PROBLEM TO WORK ON -> Entries follow. Set all of them down as they stand.

RECORDS ->
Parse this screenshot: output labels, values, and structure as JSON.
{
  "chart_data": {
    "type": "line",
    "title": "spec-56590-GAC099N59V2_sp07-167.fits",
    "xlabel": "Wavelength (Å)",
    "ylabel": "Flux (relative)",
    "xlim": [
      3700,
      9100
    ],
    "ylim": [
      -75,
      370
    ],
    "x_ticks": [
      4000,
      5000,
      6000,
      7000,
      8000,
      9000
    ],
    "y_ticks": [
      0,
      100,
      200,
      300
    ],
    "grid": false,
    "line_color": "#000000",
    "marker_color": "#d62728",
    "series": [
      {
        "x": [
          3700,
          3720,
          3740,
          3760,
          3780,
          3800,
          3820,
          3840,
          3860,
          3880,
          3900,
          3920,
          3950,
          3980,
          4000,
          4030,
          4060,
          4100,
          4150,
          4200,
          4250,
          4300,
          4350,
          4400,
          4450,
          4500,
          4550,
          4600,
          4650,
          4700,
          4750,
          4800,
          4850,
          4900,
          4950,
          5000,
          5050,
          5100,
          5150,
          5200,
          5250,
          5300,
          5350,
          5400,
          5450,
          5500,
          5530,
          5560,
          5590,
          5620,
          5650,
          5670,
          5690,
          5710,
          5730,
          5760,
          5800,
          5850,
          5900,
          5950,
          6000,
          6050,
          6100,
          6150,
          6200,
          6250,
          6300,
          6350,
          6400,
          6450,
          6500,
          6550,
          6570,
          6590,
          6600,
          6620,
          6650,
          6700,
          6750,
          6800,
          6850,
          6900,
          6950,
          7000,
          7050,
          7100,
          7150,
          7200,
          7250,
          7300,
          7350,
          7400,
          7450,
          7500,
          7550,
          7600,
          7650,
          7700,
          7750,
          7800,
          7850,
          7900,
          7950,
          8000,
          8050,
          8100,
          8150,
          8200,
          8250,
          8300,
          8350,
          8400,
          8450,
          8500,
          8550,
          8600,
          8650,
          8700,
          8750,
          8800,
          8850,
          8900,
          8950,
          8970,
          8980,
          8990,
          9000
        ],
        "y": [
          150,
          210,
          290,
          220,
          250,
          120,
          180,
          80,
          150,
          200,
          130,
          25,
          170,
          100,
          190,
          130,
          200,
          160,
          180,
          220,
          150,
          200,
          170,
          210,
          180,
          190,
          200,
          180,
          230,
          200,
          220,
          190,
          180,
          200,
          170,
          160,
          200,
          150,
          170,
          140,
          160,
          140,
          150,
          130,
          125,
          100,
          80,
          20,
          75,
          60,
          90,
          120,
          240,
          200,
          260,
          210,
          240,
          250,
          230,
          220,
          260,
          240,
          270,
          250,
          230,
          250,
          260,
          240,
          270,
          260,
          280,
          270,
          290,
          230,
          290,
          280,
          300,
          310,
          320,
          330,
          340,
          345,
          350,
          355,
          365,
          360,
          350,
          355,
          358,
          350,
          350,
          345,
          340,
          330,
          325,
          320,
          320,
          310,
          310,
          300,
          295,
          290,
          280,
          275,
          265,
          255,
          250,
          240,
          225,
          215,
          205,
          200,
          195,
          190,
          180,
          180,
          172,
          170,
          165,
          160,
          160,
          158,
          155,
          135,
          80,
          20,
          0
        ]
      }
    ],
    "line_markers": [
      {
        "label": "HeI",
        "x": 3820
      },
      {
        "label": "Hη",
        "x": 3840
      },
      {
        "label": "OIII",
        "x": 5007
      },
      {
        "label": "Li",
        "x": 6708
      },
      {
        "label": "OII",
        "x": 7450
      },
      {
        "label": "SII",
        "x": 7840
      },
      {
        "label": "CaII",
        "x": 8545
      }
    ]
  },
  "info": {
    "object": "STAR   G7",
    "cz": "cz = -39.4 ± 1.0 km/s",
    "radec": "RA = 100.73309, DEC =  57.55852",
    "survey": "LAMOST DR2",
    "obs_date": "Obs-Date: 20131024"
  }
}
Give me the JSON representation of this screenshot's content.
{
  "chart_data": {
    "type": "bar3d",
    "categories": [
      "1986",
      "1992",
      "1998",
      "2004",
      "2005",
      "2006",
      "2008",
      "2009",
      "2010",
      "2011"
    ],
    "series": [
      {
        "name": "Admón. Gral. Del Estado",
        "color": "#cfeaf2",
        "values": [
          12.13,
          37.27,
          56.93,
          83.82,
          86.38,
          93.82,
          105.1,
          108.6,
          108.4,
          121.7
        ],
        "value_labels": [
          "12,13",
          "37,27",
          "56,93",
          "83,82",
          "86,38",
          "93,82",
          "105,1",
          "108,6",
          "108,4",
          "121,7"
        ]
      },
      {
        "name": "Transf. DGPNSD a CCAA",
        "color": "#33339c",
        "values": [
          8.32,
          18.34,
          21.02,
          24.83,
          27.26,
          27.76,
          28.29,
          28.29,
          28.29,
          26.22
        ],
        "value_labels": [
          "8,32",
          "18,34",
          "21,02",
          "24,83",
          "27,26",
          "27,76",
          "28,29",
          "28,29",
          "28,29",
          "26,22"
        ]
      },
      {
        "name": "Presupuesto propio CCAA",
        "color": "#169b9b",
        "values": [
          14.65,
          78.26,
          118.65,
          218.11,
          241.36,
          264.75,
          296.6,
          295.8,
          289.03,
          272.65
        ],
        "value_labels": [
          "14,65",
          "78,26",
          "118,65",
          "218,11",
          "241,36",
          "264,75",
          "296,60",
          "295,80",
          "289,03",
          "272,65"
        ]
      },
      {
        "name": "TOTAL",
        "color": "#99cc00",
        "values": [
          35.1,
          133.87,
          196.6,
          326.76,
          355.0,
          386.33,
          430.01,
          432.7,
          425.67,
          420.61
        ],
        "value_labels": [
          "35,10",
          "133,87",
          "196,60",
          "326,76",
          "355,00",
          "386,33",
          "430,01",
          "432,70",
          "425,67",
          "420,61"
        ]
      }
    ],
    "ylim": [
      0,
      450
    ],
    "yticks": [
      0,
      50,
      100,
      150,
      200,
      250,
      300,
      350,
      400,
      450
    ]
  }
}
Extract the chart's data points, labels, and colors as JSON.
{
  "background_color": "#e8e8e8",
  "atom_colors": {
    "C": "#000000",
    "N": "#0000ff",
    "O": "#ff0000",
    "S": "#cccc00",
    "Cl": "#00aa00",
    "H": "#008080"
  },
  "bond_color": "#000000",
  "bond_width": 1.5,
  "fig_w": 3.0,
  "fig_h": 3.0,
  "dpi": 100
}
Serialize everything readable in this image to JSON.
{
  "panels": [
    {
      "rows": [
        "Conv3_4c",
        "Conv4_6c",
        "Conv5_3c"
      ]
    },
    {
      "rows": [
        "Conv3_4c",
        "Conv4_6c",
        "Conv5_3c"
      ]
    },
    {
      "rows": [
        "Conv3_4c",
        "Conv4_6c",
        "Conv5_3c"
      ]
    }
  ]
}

WRITTEN ANSWER ->
Parse this screenshot: output labels, values, and structure as JSON.
{
  "chart_data": {
    "type": "line",
    "title": "spec-56590-GAC099N59V2_sp07-167.fits",
    "xlabel": "Wavelength (Å)",
    "ylabel": "Flux (relative)",
    "xlim": [
      3700,
      9100
    ],
    "ylim": [
      -75,
      370
    ],
    "x_ticks": [
      4000,
      5000,
      6000,
      7000,
      8000,
      9000
    ],
    "y_ticks": [
      0,
      100,
      200,
      300
    ],
    "grid": false,
    "line_color": "#000000",
    "marker_color": "#d62728",
    "series": [
      {
        "x": [
          3700,
          3720,
          3740,
          3760,
          3780,
          3800,
          3820,
          3840,
          3860,
          3880,
          3900,
          3920,
          3950,
          3980,
          4000,
          4030,
          4060,
          4100,
          4150,
          4200,
          4250,
          4300,
          4350,
          4400,
          4450,
          4500,
          4550,
          4600,
          4650,
          4700,
          4750,
          4800,
          4850,
          4900,
          4950,
          5000,
          5050,
          5100,
          5150,
          5200,
          5250,
          5300,
          5350,
          5400,
          5450,
          5500,
          5530,
          5560,
          5590,
          5620,
          5650,
          5670,
          5690,
          5710,
          5730,
          5760,
          5800,
          5850,
          5900,
          5950,
          6000,
          6050,
          6100,
          6150,
          6200,
          6250,
          6300,
          6350,
          6400,
          6450,
          6500,
          6550,
          6570,
          6590,
          6600,
          6620,
          6650,
          6700,
          6750,
          6800,
          6850,
          6900,
          6950,
          7000,
          7050,
          7100,
          7150,
          7200,
          7250,
          7300,
          7350,
          7400,
          7450,
          7500,
          7550,
          7600,
          7650,
          7700,
          7750,
          7800,
          7850,
          7900,
          7950,
          8000,
          8050,
          8100,
          8150,
          8200,
          8250,
          8300,
          8350,
          8400,
          8450,
          8500,
          8550,
          8600,
          8650,
          8700,
          8750,
          8800,
          8850,
          8900,
          8950,
          8970,
          8980,
          8990,
          9000
        ],
        "y": [
          150,
          210,
          290,
          220,
          250,
          120,
          180,
          80,
          150,
          200,
          130,
          25,
          170,
          100,
          190,
          130,
          200,
          160,
          180,
          220,
          150,
          200,
          170,
          210,
          180,
          190,
          200,
          180,
          230,
          200,
          220,
          190,
          180,
          200,
          170,
          160,
          200,
          150,
          170,
          140,
          160,
          140,
          150,
          130,
          125,
          100,
          80,
          20,
          75,
          60,
          90,
          120,
          240,
          200,
          260,
          210,
          240,
          250,
          230,
          220,
          260,
          240,
          270,
          250,
          230,
          250,
          260,
          240,
          270,
          260,
          280,
          270,
          290,
          230,
          290,
          280,
          300,
          310,
          320,
          330,
          340,
          345,
          350,
          355,
          365,
          360,
          350,
          355,
          358,
          350,
          350,
          345,
          340,
          330,
          325,
          320,
          320,
          310,
          310,
          300,
          295,
          290,
          280,
          275,
          265,
          255,
          250,
          240,
          225,
          215,
          205,
          200,
          195,
          190,
          180,
          180,
          172,
          170,
          165,
          160,
          160,
          158,
          155,
          135,
          80,
          20,
          0
        ]
      }
    ],
    "line_markers": [
      {
        "label": "HeI",
        "x": 3820
      },
      {
        "label": "Hη",
        "x": 3840
      },
      {
        "label": "OIII",
        "x": 5007
      },
      {
        "label": "Li",
        "x": 6708
      },
      {
        "label": "OII",
        "x": 7450
      },
      {
        "label": "SII",
        "x": 7840
      },
      {
        "label": "CaII",
        "x": 8545
      }
    ]
  },
  "info": {
    "object": "STAR   G7",
    "cz": "cz = -39.4 ± 1.0 km/s",
    "radec": "RA = 100.73309, DEC =  57.55852",
    "survey": "LAMOST DR2",
    "obs_date": "Obs-Date: 20131024"
  }
}
Give me the JSON representation of this screenshot's content.
{
  "chart_data": {
    "type": "bar3d",
    "categories": [
      "1986",
      "1992",
      "1998",
      "2004",
      "2005",
      "2006",
      "2008",
      "2009",
      "2010",
      "2011"
    ],
    "series": [
      {
        "name": "Admón. Gral. Del Estado",
        "color": "#cfeaf2",
        "values": [
          12.13,
          37.27,
          56.93,
          83.82,
          86.38,
          93.82,
          105.1,
          108.6,
          108.4,
          121.7
        ],
        "value_labels": [
          "12,13",
          "37,27",
          "56,93",
          "83,82",
          "86,38",
          "93,82",
          "105,1",
          "108,6",
          "108,4",
          "121,7"
        ]
      },
      {
        "name": "Transf. DGPNSD a CCAA",
        "color": "#33339c",
        "values": [
          8.32,
          18.34,
          21.02,
          24.83,
          27.26,
          27.76,
          28.29,
          28.29,
          28.29,
          26.22
        ],
        "value_labels": [
          "8,32",
          "18,34",
          "21,02",
          "24,83",
          "27,26",
          "27,76",
          "28,29",
          "28,29",
          "28,29",
          "26,22"
        ]
      },
      {
        "name": "Presupuesto propio CCAA",
        "color": "#169b9b",
        "values": [
          14.65,
          78.26,
          118.65,
          218.11,
          241.36,
          264.75,
          296.6,
          295.8,
          289.03,
          272.65
        ],
        "value_labels": [
          "14,65",
          "78,26",
          "118,65",
          "218,11",
          "241,36",
          "264,75",
          "296,60",
          "295,80",
          "289,03",
          "272,65"
        ]
      },
      {
        "name": "TOTAL",
        "color": "#99cc00",
        "values": [
          35.1,
          133.87,
          196.6,
          326.76,
          355.0,
          386.33,
          430.01,
          432.7,
          425.67,
          420.61
        ],
        "value_labels": [
          "35,10",
          "133,87",
          "196,60",
          "326,76",
          "355,00",
          "386,33",
          "430,01",
          "432,70",
          "425,67",
          "420,61"
        ]
      }
    ],
    "ylim": [
      0,
      450
    ],
    "yticks": [
      0,
      50,
      100,
      150,
      200,
      250,
      300,
      350,
      400,
      450
    ]
  }
}
Extract the chart's data points, labels, and colors as JSON.
{
  "background_color": "#e8e8e8",
  "atom_colors": {
    "C": "#000000",
    "N": "#0000ff",
    "O": "#ff0000",
    "S": "#cccc00",
    "Cl": "#00aa00",
    "H": "#008080"
  },
  "bond_color": "#000000",
  "bond_width": 1.5,
  "fig_w": 3.0,
  "fig_h": 3.0,
  "dpi": 100
}
Serialize everything readable in this image to JSON.
{
  "panels": [
    {
      "rows": [
        "Conv3_4c",
        "Conv4_6c",
        "Conv5_3c"
      ]
    },
    {
      "rows": [
        "Conv3_4c",
        "Conv4_6c",
        "Conv5_3c"
      ]
    },
    {
      "rows": [
        "Conv3_4c",
        "Conv4_6c",
        "Conv5_3c"
      ]
    }
  ]
}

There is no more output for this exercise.